__Prompt__: Each entry that follows must be output without any deviation.

%%

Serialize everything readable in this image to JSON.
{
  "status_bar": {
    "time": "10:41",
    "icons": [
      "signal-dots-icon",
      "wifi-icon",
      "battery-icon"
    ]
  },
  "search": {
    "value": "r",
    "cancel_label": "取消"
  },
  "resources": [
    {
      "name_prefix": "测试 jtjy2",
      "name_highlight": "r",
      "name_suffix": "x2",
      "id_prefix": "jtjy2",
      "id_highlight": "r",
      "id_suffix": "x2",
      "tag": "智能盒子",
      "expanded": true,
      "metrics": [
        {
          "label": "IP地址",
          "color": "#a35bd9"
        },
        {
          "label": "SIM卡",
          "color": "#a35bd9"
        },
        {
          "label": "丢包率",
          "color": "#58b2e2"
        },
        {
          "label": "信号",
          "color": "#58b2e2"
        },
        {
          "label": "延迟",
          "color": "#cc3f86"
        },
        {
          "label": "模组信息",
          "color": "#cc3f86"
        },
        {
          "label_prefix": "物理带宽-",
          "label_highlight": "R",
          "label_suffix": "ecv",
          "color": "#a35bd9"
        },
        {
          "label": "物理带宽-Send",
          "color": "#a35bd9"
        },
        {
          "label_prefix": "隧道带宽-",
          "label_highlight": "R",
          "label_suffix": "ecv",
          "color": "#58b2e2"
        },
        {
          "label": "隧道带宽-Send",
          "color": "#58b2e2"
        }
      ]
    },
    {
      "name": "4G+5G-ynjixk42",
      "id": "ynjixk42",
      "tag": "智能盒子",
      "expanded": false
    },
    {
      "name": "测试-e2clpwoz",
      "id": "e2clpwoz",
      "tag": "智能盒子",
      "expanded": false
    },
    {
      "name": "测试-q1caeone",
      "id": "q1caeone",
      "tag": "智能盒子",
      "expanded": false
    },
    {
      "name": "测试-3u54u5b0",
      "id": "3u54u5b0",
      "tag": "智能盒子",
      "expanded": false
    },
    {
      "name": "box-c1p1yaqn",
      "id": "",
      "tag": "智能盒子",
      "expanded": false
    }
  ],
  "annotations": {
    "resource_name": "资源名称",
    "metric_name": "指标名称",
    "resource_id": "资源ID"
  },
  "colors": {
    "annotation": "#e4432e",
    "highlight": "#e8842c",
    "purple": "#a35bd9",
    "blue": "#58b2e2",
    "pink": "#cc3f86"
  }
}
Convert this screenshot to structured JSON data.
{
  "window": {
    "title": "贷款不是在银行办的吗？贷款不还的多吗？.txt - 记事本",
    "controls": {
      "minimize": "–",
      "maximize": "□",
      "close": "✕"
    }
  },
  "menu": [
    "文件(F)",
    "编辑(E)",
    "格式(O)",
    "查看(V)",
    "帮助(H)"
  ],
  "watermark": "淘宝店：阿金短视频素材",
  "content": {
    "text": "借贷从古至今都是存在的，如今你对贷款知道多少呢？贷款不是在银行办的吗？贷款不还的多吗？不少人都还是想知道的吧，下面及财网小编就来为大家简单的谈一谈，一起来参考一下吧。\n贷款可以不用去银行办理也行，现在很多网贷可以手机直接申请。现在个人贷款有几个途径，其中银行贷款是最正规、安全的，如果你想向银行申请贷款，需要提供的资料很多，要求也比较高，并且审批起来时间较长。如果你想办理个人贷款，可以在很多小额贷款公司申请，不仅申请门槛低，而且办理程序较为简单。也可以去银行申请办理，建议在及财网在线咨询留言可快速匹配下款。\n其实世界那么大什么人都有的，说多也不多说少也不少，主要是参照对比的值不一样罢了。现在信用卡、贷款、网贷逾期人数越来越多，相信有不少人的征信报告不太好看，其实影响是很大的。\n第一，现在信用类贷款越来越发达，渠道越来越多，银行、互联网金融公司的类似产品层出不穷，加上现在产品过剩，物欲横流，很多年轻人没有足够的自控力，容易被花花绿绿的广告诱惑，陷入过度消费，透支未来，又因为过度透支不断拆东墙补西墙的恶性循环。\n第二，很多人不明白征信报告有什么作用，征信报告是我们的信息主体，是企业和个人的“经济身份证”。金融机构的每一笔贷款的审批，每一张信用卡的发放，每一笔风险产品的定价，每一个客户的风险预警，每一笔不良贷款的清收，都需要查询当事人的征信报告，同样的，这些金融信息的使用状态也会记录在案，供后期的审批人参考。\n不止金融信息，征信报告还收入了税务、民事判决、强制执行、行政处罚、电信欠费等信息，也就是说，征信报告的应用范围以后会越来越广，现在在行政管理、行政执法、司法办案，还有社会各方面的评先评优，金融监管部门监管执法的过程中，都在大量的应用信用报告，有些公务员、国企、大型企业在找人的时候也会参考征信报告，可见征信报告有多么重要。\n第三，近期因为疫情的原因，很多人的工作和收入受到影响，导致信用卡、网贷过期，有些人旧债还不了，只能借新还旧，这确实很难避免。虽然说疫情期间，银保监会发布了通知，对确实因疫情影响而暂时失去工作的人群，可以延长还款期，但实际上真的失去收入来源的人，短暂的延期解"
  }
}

%%

__Completed exercise__:
Serialize everything readable in this image to JSON.
{
  "status_bar": {
    "time": "10:41",
    "icons": [
      "signal-dots-icon",
      "wifi-icon",
      "battery-icon"
    ]
  },
  "search": {
    "value": "r",
    "cancel_label": "取消"
  },
  "resources": [
    {
      "name_prefix": "测试 jtjy2",
      "name_highlight": "r",
      "name_suffix": "x2",
      "id_prefix": "jtjy2",
      "id_highlight": "r",
      "id_suffix": "x2",
      "tag": "智能盒子",
      "expanded": true,
      "metrics": [
        {
          "label": "IP地址",
          "color": "#a35bd9"
        },
        {
          "label": "SIM卡",
          "color": "#a35bd9"
        },
        {
          "label": "丢包率",
          "color": "#58b2e2"
        },
        {
          "label": "信号",
          "color": "#58b2e2"
        },
        {
          "label": "延迟",
          "color": "#cc3f86"
        },
        {
          "label": "模组信息",
          "color": "#cc3f86"
        },
        {
          "label_prefix": "物理带宽-",
          "label_highlight": "R",
          "label_suffix": "ecv",
          "color": "#a35bd9"
        },
        {
          "label": "物理带宽-Send",
          "color": "#a35bd9"
        },
        {
          "label_prefix": "隧道带宽-",
          "label_highlight": "R",
          "label_suffix": "ecv",
          "color": "#58b2e2"
        },
        {
          "label": "隧道带宽-Send",
          "color": "#58b2e2"
        }
      ]
    },
    {
      "name": "4G+5G-ynjixk42",
      "id": "ynjixk42",
      "tag": "智能盒子",
      "expanded": false
    },
    {
      "name": "测试-e2clpwoz",
      "id": "e2clpwoz",
      "tag": "智能盒子",
      "expanded": false
    },
    {
      "name": "测试-q1caeone",
      "id": "q1caeone",
      "tag": "智能盒子",
      "expanded": false
    },
    {
      "name": "测试-3u54u5b0",
      "id": "3u54u5b0",
      "tag": "智能盒子",
      "expanded": false
    },
    {
      "name": "box-c1p1yaqn",
      "id": "",
      "tag": "智能盒子",
      "expanded": false
    }
  ],
  "annotations": {
    "resource_name": "资源名称",
    "metric_name": "指标名称",
    "resource_id": "资源ID"
  },
  "colors": {
    "annotation": "#e4432e",
    "highlight": "#e8842c",
    "purple": "#a35bd9",
    "blue": "#58b2e2",
    "pink": "#cc3f86"
  }
}
Convert this screenshot to structured JSON data.
{
  "window": {
    "title": "贷款不是在银行办的吗？贷款不还的多吗？.txt - 记事本",
    "controls": {
      "minimize": "–",
      "maximize": "□",
      "close": "✕"
    }
  },
  "menu": [
    "文件(F)",
    "编辑(E)",
    "格式(O)",
    "查看(V)",
    "帮助(H)"
  ],
  "watermark": "淘宝店：阿金短视频素材",
  "content": {
    "text": "借贷从古至今都是存在的，如今你对贷款知道多少呢？贷款不是在银行办的吗？贷款不还的多吗？不少人都还是想知道的吧，下面及财网小编就来为大家简单的谈一谈，一起来参考一下吧。\n贷款可以不用去银行办理也行，现在很多网贷可以手机直接申请。现在个人贷款有几个途径，其中银行贷款是最正规、安全的，如果你想向银行申请贷款，需要提供的资料很多，要求也比较高，并且审批起来时间较长。如果你想办理个人贷款，可以在很多小额贷款公司申请，不仅申请门槛低，而且办理程序较为简单。也可以去银行申请办理，建议在及财网在线咨询留言可快速匹配下款。\n其实世界那么大什么人都有的，说多也不多说少也不少，主要是参照对比的值不一样罢了。现在信用卡、贷款、网贷逾期人数越来越多，相信有不少人的征信报告不太好看，其实影响是很大的。\n第一，现在信用类贷款越来越发达，渠道越来越多，银行、互联网金融公司的类似产品层出不穷，加上现在产品过剩，物欲横流，很多年轻人没有足够的自控力，容易被花花绿绿的广告诱惑，陷入过度消费，透支未来，又因为过度透支不断拆东墙补西墙的恶性循环。\n第二，很多人不明白征信报告有什么作用，征信报告是我们的信息主体，是企业和个人的“经济身份证”。金融机构的每一笔贷款的审批，每一张信用卡的发放，每一笔风险产品的定价，每一个客户的风险预警，每一笔不良贷款的清收，都需要查询当事人的征信报告，同样的，这些金融信息的使用状态也会记录在案，供后期的审批人参考。\n不止金融信息，征信报告还收入了税务、民事判决、强制执行、行政处罚、电信欠费等信息，也就是说，征信报告的应用范围以后会越来越广，现在在行政管理、行政执法、司法办案，还有社会各方面的评先评优，金融监管部门监管执法的过程中，都在大量的应用信用报告，有些公务员、国企、大型企业在找人的时候也会参考征信报告，可见征信报告有多么重要。\n第三，近期因为疫情的原因，很多人的工作和收入受到影响，导致信用卡、网贷过期，有些人旧债还不了，只能借新还旧，这确实很难避免。虽然说疫情期间，银保监会发布了通知，对确实因疫情影响而暂时失去工作的人群，可以延长还款期，但实际上真的失去收入来源的人，短暂的延期解"
  }
}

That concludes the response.